═══ INFORMATION SUPPLIED ═══

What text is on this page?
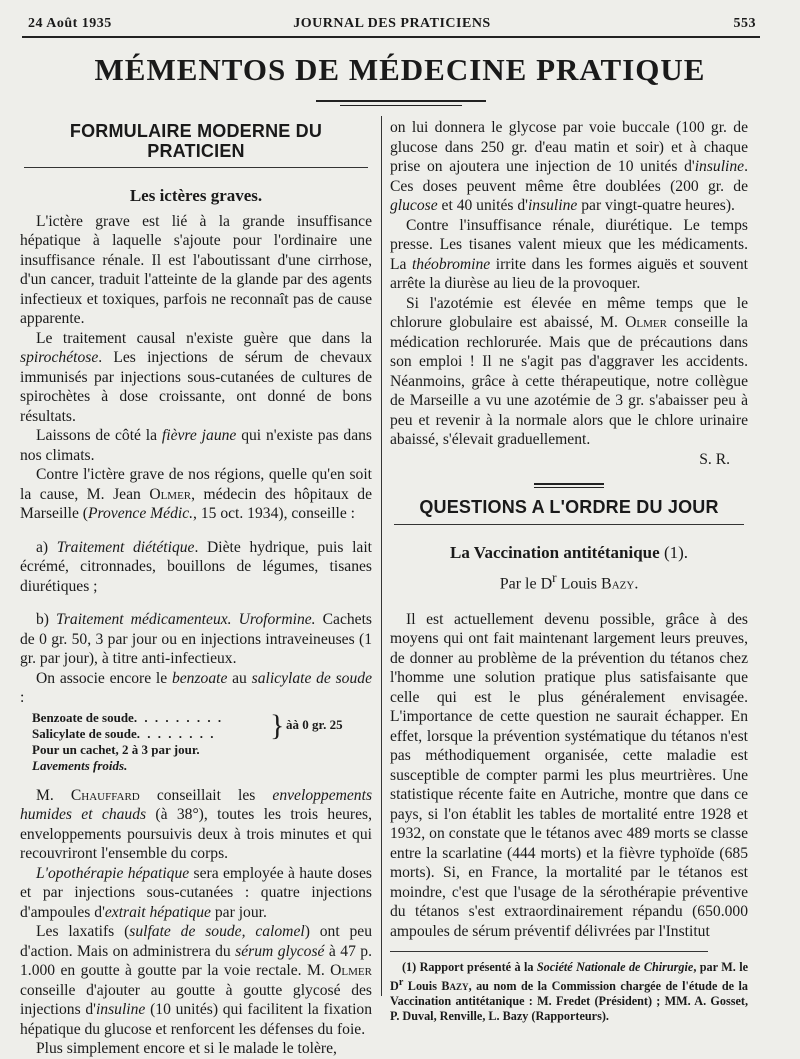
24 Août 1935	JOURNAL DES PRATICIENS	553
MÉMENTOS DE MÉDECINE PRATIQUE
FORMULAIRE MODERNE DU PRATICIEN
Les ictères graves.

L'ictère grave est lié à la grande insuffisance hépatique à laquelle s'ajoute pour l'ordinaire une insuffisance rénale. Il est l'aboutissant d'une cirrhose, d'un cancer, traduit l'atteinte de la glande par des agents infectieux et toxiques, parfois ne reconnaît pas de cause apparente.

Le traitement causal n'existe guère que dans la spirochétose. Les injections de sérum de chevaux immunisés par injections sous-cutanées de cultures de spirochètes à dose croissante, ont donné de bons résultats.

Laissons de côté la fièvre jaune qui n'existe pas dans nos climats.

Contre l'ictère grave de nos régions, quelle qu'en soit la cause, M. Jean Olmer, médecin des hôpitaux de Marseille (Provence Médic., 15 oct. 1934), conseille :

a) Traitement diététique. Diète hydrique, puis lait écrémé, citronnades, bouillons de légumes, tisanes diurétiques ;

b) Traitement médicamenteux. Uroformine. Cachets de 0 gr. 50, 3 par jour ou en injections intraveineuses (1 gr. par jour), à titre anti-infectieux.

On associe encore le benzoate au salicylate de soude :

Benzoate de soude. . . . . . . . .
Salicylate de soude. . . . . . . .	} àà 0 gr. 25
Pour un cachet, 2 à 3 par jour.
Lavements froids.

M. Chauffard conseillait les enveloppements humides et chauds (à 38°), toutes les trois heures, enveloppements poursuivis deux à trois minutes et qui recouvriront l'ensemble du corps.

L'opothérapie hépatique sera employée à haute doses et par injections sous-cutanées : quatre injections d'ampoules d'extrait hépatique par jour.

Les laxatifs (sulfate de soude, calomel) ont peu d'action. Mais on administrera du sérum glycosé à 47 p. 1.000 en goutte à goutte par la voie rectale. M. Olmer conseille d'ajouter au goutte à goutte glycosé des injections d'insuline (10 unités) qui facilitent la fixation hépatique du glucose et renforcent les défenses du foie.

Plus simplement encore et si le malade le tolère,

on lui donnera le glycose par voie buccale (100 gr. de glucose dans 250 gr. d'eau matin et soir) et à chaque prise on ajoutera une injection de 10 unités d'insuline. Ces doses peuvent même être doublées (200 gr. de glucose et 40 unités d'insuline par vingt-quatre heures).

Contre l'insuffisance rénale, diurétique. Le temps presse. Les tisanes valent mieux que les médicaments. La théobromine irrite dans les formes aiguës et souvent arrête la diurèse au lieu de la provoquer.

Si l'azotémie est élevée en même temps que le chlorure globulaire est abaissé, M. Olmer conseille la médication rechlorurée. Mais que de précautions dans son emploi ! Il ne s'agit pas d'aggraver les accidents. Néanmoins, grâce à cette thérapeutique, notre collègue de Marseille a vu une azotémie de 3 gr. s'abaisser peu à peu et revenir à la normale alors que le chlore urinaire abaissé, s'élevait graduellement.

S. R.

QUESTIONS A L'ORDRE DU JOUR
La Vaccination antitétanique (1).
Par le $D^r$ Louis Bazy.

Il est actuellement devenu possible, grâce à des moyens qui ont fait maintenant largement leurs preuves, de donner au problème de la prévention du tétanos chez l'homme une solution pratique plus satisfaisante que celle qui est le plus généralement envisagée. L'importance de cette question ne saurait échapper. En effet, lorsque la prévention systématique du tétanos n'est pas méthodiquement organisée, cette maladie est susceptible de compter parmi les plus meurtrières. Une statistique récente faite en Autriche, montre que dans ce pays, si l'on établit les tables de mortalité entre 1928 et 1932, on constate que le tétanos avec 489 morts se classe entre la scarlatine (444 morts) et la fièvre typhoïde (685 morts). Si, en France, la mortalité par le tétanos est moindre, c'est que l'usage de la sérothérapie préventive du tétanos s'est extraordinairement répandu (650.000 ampoules de sérum préventif délivrées par l'Institut

(1) Rapport présenté à la Société Nationale de Chirurgie, par M. le $D^r$ Louis Bazy, au nom de la Commission chargée de l'étude de la Vaccination antitétanique : M. Fredet (Président) ; MM. A. Gosset, P. Duval, Renville, L. Bazy (Rapporteurs).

═══

◆ **GIVEN REQUEST**:
Go through the listing above and return every line where the word "existe" occurs.

◆ **RESULT FOR THIS TASK**:
Le traitement causal n'existe guère que dans la spirochétose. Les injections de sérum de chevaux immunisés par injections sous-cutanées de cultures de spirochètes à dose croissante, ont donné de bons résultats.
Laissons de côté la fièvre jaune qui n'existe pas dans nos climats.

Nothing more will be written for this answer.